--- Begin RAW RECORDS ---

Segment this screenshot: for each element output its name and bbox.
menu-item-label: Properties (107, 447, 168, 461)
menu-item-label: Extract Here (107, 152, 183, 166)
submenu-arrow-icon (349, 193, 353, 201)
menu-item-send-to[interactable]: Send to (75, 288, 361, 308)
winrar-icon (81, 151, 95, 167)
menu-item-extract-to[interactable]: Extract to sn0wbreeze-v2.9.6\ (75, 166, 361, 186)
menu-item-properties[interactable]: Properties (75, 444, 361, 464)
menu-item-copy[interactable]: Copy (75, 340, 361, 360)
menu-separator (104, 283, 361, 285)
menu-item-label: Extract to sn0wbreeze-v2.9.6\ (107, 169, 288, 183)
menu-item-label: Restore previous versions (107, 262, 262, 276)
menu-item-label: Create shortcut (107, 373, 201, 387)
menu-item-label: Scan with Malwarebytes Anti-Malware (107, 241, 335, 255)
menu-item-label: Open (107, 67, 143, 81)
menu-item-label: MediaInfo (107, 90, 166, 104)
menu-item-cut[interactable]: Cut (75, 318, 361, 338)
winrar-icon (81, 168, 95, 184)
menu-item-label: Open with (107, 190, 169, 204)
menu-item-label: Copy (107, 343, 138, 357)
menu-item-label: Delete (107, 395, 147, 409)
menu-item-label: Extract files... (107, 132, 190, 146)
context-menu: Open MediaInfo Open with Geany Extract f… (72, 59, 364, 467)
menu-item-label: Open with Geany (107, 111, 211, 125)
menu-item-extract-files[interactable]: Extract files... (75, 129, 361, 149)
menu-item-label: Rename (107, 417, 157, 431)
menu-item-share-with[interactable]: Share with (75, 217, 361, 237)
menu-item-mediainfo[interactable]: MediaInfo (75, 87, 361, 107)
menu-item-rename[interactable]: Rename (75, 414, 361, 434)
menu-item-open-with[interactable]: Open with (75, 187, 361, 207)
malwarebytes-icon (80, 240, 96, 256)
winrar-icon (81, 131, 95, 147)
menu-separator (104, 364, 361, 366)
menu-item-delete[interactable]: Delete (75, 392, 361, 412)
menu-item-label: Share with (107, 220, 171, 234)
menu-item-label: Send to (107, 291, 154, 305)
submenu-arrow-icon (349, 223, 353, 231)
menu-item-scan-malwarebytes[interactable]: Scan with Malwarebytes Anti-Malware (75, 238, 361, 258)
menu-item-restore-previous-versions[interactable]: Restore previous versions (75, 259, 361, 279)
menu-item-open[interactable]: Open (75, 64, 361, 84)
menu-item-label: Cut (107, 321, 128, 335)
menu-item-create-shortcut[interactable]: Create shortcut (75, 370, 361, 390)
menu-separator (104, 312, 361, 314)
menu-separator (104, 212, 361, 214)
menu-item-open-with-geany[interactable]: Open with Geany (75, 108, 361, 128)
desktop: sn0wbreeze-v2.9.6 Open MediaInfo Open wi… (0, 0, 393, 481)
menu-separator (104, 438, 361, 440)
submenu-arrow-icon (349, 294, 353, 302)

--- End RAW RECORDS ---

• PROBLEM: Lay out every line of the records above as a Markdown table with two columns, Row and Line, numbering each line in Row and giving its text in Line. Omit blank lines.

• RESPONSE TO THE TASK:
| Row | Line |
|---|---|
| 1 | Segment this screenshot: for each element output its name and bbox. |
| 2 | menu-item-label: Properties (107, 447, 168, 461) |
| 3 | menu-item-label: Extract Here (107, 152, 183, 166) |
| 4 | submenu-arrow-icon (349, 193, 353, 201) |
| 5 | menu-item-send-to[interactable]: Send to (75, 288, 361, 308) |
| 6 | winrar-icon (81, 151, 95, 167) |
| 7 | menu-item-extract-to[interactable]: Extract to sn0wbreeze-v2.9.6\ (75, 166, 361, 186) |
| 8 | menu-item-properties[interactable]: Properties (75, 444, 361, 464) |
| 9 | menu-item-copy[interactable]: Copy (75, 340, 361, 360) |
| 10 | menu-separator (104, 283, 361, 285) |
| 11 | menu-item-label: Extract to sn0wbreeze-v2.9.6\ (107, 169, 288, 183) |
| 12 | menu-item-label: Restore previous versions (107, 262, 262, 276) |
| 13 | menu-item-label: Create shortcut (107, 373, 201, 387) |
| 14 | menu-item-label: Scan with Malwarebytes Anti-Malware (107, 241, 335, 255) |
| 15 | menu-item-label: Open (107, 67, 143, 81) |
| 16 | menu-item-label: MediaInfo (107, 90, 166, 104) |
| 17 | menu-item-cut[interactable]: Cut (75, 318, 361, 338) |
| 18 | winrar-icon (81, 168, 95, 184) |
| 19 | menu-item-label: Open with (107, 190, 169, 204) |
| 20 | menu-item-label: Copy (107, 343, 138, 357) |
| 21 | menu-item-label: Delete (107, 395, 147, 409) |
| 22 | menu-item-label: Extract files... (107, 132, 190, 146) |
| 23 | context-menu: Open MediaInfo Open with Geany Extract f… (72, 59, 364, 467) |
| 24 | menu-item-label: Open with Geany (107, 111, 211, 125) |
| 25 | menu-item-extract-files[interactable]: Extract files... (75, 129, 361, 149) |
| 26 | menu-item-label: Rename (107, 417, 157, 431) |
| 27 | menu-item-share-with[interactable]: Share with (75, 217, 361, 237) |
| 28 | menu-item-mediainfo[interactable]: MediaInfo (75, 87, 361, 107) |
| 29 | menu-item-rename[interactable]: Rename (75, 414, 361, 434) |
| 30 | menu-item-open-with[interactable]: Open with (75, 187, 361, 207) |
| 31 | malwarebytes-icon (80, 240, 96, 256) |
| 32 | winrar-icon (81, 131, 95, 147) |
| 33 | menu-separator (104, 364, 361, 366) |
| 34 | menu-item-delete[interactable]: Delete (75, 392, 361, 412) |
| 35 | menu-item-label: Share with (107, 220, 171, 234) |
| 36 | menu-item-label: Send to (107, 291, 154, 305) |
| 37 | submenu-arrow-icon (349, 223, 353, 231) |
| 38 | menu-item-scan-malwarebytes[interactable]: Scan with Malwarebytes Anti-Malware (75, 238, 361, 258) |
| 39 | menu-item-restore-previous-versions[interactable]: Restore previous versions (75, 259, 361, 279) |
| 40 | menu-item-open[interactable]: Open (75, 64, 361, 84) |
| 41 | menu-item-label: Cut (107, 321, 128, 335) |
| 42 | menu-item-create-shortcut[interactable]: Create shortcut (75, 370, 361, 390) |
| 43 | menu-separator (104, 312, 361, 314) |
| 44 | menu-separator (104, 212, 361, 214) |
| 45 | menu-item-open-with-geany[interactable]: Open with Geany (75, 108, 361, 128) |
| 46 | desktop: sn0wbreeze-v2.9.6 Open MediaInfo Open wi… (0, 0, 393, 481) |
| 47 | menu-separator (104, 438, 361, 440) |
| 48 | submenu-arrow-icon (349, 294, 353, 302) |